_YOUR OBJECTIVE_
What is the number of lines in these entries that contain "JSON"? State it alone.

_MATERIAL SHOWN_
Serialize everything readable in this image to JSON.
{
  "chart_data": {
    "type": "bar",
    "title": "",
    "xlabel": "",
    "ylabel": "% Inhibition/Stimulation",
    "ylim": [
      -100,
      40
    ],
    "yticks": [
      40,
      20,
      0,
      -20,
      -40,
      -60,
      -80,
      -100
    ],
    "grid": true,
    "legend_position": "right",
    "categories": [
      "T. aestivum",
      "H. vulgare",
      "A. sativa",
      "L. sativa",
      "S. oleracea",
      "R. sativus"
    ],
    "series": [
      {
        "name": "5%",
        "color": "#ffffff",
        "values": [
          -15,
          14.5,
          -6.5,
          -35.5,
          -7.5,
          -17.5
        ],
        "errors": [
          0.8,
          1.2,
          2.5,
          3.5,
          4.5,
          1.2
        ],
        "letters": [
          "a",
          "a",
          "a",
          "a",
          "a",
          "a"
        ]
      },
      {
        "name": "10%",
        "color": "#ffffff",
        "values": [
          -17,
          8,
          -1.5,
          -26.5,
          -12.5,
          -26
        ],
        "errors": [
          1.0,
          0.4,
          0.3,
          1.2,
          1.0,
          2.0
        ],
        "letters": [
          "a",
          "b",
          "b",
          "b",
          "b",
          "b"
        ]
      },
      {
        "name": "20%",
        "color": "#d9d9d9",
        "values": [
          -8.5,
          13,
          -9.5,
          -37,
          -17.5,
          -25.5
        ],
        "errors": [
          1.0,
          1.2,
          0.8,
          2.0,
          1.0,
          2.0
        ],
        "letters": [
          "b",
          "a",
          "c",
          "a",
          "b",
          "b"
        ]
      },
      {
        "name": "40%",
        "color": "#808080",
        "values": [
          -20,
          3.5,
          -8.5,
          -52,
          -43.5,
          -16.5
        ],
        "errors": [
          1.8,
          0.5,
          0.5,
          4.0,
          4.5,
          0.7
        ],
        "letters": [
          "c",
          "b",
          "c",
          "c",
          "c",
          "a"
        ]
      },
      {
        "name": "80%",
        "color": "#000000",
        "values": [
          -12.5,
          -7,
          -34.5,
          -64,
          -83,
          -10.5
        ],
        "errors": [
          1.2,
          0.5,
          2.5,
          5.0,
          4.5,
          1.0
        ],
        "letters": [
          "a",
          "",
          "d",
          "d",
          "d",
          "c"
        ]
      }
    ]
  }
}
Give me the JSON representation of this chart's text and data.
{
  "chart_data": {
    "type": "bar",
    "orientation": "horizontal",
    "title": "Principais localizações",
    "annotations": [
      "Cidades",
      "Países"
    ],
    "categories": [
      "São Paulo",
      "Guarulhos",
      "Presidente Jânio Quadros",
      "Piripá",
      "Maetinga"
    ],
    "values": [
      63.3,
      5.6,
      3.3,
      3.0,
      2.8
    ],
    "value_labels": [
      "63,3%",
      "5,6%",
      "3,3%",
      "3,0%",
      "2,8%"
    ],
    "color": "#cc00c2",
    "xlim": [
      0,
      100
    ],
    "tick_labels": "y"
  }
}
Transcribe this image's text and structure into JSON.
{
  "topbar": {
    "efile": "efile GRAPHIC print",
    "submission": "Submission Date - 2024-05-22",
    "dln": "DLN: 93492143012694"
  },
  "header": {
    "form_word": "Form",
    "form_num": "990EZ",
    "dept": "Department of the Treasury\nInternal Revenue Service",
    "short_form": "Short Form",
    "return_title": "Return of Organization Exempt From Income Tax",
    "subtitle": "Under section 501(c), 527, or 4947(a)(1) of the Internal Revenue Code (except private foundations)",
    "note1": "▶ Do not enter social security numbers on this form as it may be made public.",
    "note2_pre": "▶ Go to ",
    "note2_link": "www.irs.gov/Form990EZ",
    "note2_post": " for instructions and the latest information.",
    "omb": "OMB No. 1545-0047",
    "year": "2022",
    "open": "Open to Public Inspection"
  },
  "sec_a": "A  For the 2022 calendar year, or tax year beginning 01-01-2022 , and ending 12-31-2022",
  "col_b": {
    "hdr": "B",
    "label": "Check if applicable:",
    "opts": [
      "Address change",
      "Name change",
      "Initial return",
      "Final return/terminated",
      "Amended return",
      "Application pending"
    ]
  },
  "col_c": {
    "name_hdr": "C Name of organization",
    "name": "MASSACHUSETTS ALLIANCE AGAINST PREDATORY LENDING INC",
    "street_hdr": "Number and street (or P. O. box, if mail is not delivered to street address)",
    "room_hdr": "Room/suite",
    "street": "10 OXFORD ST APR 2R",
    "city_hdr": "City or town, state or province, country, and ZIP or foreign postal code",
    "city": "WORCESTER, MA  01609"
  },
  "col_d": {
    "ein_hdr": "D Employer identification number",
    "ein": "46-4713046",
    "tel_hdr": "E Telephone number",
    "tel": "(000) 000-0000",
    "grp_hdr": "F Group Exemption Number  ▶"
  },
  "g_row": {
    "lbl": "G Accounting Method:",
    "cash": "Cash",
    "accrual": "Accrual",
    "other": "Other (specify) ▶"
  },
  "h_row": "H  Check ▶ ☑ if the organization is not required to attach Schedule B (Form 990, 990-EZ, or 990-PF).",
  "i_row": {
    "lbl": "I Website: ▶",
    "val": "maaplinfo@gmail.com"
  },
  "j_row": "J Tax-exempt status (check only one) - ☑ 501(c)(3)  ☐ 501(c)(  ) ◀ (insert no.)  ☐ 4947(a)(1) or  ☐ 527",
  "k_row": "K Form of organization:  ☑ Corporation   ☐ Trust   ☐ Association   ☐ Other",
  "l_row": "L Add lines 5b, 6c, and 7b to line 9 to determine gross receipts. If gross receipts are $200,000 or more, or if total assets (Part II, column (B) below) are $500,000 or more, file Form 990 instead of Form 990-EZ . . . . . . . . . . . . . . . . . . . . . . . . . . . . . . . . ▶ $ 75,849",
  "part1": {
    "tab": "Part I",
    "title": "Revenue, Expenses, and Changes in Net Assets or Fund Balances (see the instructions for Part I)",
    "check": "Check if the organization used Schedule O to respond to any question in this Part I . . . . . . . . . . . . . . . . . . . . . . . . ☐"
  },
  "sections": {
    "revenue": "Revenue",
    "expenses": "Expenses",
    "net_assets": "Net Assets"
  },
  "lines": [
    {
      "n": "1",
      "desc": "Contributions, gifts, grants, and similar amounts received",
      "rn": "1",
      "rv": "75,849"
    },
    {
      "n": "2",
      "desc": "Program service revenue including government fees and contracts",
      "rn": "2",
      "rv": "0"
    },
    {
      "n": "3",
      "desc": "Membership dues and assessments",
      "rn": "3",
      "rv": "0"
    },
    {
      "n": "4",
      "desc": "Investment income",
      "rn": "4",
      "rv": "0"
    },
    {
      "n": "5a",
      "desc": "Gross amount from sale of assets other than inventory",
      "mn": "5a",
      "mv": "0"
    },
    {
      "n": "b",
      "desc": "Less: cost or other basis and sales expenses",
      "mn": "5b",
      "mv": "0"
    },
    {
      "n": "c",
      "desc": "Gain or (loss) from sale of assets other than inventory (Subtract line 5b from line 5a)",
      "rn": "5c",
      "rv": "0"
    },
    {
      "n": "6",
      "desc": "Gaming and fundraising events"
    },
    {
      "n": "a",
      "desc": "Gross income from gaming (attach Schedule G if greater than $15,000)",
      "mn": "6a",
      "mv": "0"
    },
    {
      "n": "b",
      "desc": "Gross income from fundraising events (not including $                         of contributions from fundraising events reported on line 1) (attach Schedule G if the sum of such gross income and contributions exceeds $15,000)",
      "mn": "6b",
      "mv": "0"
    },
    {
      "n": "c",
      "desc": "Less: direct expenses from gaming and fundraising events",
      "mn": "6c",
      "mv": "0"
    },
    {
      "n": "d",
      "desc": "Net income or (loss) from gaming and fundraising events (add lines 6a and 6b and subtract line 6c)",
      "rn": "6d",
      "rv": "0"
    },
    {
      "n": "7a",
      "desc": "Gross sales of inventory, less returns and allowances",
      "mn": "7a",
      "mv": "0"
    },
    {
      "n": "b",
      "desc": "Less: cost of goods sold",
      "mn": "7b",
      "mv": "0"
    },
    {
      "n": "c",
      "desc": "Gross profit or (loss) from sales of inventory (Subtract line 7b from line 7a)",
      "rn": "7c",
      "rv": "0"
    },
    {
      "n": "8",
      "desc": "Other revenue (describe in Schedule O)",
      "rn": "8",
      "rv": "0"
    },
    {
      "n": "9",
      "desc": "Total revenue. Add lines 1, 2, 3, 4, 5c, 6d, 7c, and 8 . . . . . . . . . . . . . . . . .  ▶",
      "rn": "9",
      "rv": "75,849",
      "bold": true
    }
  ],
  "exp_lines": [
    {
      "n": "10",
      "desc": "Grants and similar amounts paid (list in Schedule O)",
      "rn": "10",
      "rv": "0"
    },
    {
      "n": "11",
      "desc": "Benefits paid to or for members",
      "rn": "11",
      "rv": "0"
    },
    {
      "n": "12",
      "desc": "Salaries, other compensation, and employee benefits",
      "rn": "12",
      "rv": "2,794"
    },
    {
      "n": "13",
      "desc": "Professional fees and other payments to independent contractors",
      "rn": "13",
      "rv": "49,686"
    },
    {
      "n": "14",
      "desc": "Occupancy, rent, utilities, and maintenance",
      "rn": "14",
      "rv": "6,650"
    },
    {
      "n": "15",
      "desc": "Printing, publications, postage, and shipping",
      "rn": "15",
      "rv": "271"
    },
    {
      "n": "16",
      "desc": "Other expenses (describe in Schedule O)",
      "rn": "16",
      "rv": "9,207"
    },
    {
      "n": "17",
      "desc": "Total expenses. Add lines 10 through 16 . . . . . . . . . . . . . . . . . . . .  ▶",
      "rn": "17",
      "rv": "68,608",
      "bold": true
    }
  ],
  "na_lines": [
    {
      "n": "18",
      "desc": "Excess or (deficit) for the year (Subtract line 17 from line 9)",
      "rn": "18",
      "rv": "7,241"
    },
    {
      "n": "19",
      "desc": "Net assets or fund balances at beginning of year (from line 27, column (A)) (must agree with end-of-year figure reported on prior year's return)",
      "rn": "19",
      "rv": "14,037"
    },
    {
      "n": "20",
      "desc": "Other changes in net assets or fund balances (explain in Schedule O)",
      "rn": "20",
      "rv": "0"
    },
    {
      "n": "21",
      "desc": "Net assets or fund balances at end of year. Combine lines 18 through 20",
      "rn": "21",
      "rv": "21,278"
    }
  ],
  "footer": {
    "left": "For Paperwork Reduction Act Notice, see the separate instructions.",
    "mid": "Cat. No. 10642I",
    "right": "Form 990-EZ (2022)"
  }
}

_EXERCISE ANSWER_
3